Task prompt:
Every line below that contains "прибора" is to be copied.

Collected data
--------

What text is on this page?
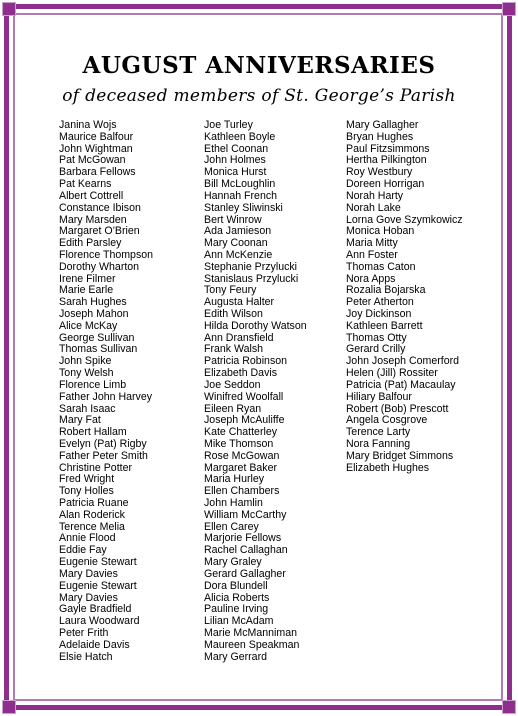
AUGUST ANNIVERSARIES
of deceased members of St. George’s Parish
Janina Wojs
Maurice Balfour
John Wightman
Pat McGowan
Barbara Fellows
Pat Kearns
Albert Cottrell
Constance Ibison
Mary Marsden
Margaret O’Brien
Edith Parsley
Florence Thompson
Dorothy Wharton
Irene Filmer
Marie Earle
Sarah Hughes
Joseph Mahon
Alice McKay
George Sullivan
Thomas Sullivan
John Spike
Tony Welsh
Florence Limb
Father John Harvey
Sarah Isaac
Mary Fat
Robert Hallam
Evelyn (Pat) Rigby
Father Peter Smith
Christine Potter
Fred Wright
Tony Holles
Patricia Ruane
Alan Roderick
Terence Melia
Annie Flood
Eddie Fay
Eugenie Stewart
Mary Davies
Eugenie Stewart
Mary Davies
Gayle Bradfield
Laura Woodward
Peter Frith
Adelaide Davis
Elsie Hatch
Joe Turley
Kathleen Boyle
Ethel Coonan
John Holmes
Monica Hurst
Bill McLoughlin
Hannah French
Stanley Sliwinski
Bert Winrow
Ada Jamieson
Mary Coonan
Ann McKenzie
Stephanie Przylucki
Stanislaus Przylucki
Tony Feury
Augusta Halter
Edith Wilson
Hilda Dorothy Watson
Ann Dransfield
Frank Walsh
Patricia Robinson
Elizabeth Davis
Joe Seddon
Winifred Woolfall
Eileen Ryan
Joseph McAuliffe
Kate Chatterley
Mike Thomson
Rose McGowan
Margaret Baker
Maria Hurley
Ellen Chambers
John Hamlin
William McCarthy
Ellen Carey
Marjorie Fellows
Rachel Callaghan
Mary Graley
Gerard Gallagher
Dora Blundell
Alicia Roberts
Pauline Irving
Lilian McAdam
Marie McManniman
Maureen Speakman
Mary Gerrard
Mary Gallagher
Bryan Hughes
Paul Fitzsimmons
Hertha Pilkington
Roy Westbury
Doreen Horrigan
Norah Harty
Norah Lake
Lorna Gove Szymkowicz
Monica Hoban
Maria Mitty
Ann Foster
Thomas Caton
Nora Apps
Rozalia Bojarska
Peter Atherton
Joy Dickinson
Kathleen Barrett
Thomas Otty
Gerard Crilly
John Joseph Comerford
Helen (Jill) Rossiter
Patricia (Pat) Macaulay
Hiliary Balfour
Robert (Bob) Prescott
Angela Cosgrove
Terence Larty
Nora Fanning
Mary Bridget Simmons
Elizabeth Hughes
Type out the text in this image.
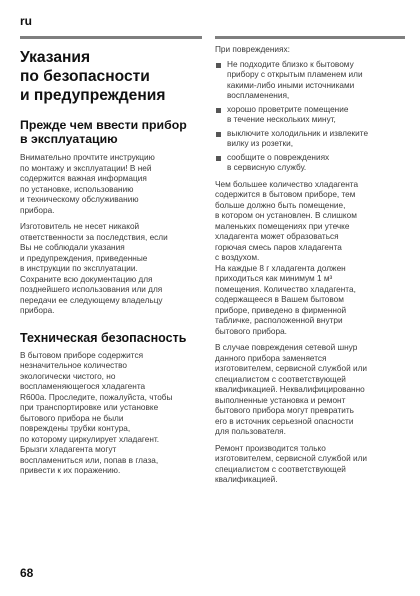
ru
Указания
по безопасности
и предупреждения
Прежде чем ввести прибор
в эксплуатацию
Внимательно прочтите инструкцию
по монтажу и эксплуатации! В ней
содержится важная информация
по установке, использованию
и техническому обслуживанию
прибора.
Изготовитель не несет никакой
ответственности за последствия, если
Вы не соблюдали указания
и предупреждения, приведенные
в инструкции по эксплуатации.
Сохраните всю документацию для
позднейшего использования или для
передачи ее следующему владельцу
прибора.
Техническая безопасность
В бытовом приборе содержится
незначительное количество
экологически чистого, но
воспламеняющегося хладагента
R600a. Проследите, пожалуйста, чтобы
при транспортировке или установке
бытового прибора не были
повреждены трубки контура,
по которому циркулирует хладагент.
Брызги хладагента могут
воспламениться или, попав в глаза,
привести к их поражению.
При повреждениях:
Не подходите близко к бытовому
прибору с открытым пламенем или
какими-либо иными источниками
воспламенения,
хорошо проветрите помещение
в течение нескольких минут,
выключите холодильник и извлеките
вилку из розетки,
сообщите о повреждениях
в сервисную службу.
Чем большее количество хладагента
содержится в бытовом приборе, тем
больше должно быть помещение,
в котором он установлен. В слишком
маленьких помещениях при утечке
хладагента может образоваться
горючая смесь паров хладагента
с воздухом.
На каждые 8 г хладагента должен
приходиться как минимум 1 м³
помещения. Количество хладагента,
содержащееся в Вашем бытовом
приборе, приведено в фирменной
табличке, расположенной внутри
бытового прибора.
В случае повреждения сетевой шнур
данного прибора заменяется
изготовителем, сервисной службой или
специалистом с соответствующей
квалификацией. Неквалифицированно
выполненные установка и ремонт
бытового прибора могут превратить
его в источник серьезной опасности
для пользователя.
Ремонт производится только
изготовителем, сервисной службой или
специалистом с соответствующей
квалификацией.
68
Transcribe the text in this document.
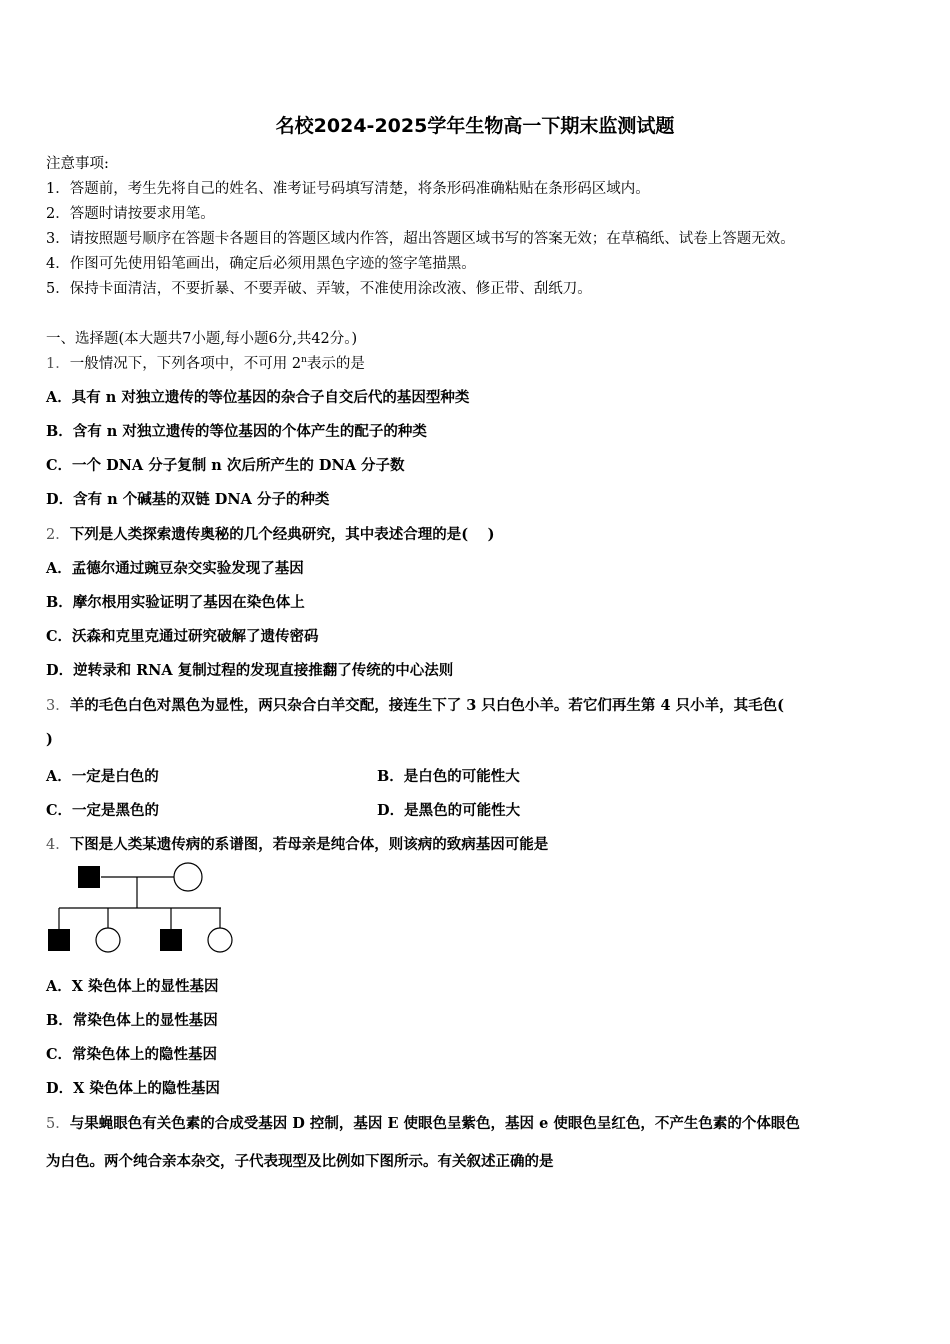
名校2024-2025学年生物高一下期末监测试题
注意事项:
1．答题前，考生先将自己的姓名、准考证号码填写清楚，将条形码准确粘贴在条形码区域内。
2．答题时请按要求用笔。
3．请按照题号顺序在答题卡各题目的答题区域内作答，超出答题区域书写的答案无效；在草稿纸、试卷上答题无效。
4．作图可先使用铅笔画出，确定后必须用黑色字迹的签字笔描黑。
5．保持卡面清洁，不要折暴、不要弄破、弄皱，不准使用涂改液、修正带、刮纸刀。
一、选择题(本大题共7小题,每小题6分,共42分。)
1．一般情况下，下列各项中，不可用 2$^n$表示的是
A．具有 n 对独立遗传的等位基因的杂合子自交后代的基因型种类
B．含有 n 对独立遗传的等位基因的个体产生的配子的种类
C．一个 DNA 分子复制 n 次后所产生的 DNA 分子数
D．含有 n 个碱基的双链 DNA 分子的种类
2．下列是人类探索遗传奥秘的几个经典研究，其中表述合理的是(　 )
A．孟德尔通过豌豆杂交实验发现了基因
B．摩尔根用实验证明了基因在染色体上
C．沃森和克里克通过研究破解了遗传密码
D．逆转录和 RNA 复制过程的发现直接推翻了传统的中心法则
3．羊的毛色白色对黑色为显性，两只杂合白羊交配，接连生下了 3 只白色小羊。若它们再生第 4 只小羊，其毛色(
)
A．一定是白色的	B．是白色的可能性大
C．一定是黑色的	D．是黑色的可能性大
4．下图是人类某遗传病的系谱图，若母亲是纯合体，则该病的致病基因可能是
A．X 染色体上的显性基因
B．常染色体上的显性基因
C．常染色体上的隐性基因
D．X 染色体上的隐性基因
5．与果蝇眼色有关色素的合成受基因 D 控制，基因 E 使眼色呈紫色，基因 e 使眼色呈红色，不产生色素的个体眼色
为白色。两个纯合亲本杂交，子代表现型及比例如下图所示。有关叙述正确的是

--------

Result of the task:
прибора.
прибора.
бытового прибора не были
бытового прибора.
данного прибора заменяется
бытового прибора могут превратить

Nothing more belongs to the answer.